EXERCISE INSTRUCTIONS:
[1] Which samples does the final code comment in the ipyrad branching passage say to drop from the list?
[2] Reproduce the ipyrad branching passage between "Branching in the" and "is an example.", inclusive.
[3] According to the ipyrad branching passage, why is branching in the API easier to use than in the CLI?

SELECTED EXTRACT:
★ ★ ★

Branching in the *ipyrad* API works the same as in the CLI, but in many
ways is easier to use because you can access attributes of the Assembly
objects much more easily, such as when you want to provide a list of
Sample names in order to subsample (exclude samples) during the
branching process. Below is an example.

.. code:: python

    ## access all Sample names in data1
    allsamples = data1.samples.keys()
    print "Samples in data1:\n", "\n".join(allsamples)


.. parsed-literal::

    Samples in data1:
    30686_cyathophylla
    33413_thamno
    30556_thamno
    32082_przewalskii
    29154_superba
    41478_cyathophylloides
    40578_rex
    35855_rex
    33588_przewalskii
    39618_rex
    38362_rex
    35236_rex
    41954_cyathophylloides


.. code:: python

    ## Drop the two samples from this list that have "prz" in their names.
    ## This is an easy programmatic way to remove the outgroup samples
    ## in this data set.

★ ★ ★

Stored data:
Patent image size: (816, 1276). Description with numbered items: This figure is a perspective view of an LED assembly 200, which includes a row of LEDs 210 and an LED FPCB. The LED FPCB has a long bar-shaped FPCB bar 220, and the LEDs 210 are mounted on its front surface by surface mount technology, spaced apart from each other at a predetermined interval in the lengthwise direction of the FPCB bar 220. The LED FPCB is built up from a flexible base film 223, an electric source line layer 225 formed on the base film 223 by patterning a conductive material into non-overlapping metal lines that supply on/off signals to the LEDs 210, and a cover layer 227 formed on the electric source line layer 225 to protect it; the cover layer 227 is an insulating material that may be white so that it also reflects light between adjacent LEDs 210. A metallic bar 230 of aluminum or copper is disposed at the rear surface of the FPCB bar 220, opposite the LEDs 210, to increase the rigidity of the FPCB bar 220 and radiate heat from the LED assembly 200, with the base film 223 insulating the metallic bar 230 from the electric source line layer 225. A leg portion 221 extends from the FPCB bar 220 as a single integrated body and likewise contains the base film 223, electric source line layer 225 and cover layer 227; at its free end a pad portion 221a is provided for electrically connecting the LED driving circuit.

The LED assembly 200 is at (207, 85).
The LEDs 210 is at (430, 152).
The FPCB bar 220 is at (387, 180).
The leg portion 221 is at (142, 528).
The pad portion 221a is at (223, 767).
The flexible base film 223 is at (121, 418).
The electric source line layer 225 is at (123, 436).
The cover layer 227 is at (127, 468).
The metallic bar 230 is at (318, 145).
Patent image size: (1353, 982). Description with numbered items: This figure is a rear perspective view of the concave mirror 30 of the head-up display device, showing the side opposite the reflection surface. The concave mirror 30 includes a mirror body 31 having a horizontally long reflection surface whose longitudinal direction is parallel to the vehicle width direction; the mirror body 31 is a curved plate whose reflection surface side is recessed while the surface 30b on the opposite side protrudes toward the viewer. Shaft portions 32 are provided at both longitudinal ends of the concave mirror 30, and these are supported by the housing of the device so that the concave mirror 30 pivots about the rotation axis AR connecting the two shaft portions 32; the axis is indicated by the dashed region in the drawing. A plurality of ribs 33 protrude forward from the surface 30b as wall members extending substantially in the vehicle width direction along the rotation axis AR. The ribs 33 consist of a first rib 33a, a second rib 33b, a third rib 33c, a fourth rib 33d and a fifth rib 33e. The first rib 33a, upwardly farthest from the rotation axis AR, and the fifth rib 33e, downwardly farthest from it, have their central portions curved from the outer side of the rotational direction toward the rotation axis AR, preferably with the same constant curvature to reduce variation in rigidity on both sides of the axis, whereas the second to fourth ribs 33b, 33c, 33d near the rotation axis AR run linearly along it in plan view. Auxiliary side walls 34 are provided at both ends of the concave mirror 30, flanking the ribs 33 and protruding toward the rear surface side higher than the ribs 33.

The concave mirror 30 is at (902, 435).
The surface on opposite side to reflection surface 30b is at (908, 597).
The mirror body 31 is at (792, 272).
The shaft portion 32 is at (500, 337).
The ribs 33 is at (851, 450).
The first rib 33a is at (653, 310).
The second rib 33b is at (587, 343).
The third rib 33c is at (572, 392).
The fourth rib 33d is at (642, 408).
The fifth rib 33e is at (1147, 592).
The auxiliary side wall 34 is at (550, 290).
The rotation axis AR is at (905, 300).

★ ★ ★

EXERCISE RESULTS:
[1] The two samples with "prz" in their names.

[2]
Branching in the *ipyrad* API works the same as in the CLI, but in many
ways is easier to use because you can access attributes of the Assembly
objects much more easily, such as when you want to provide a list of
Sample names in order to subsample (exclude samples) during the
branching process. Below is an example.

[3] In the API you can access attributes of the Assembly objects much more easily. One case is supplying a list of Sample names to subsample, or exclude samples, while branching.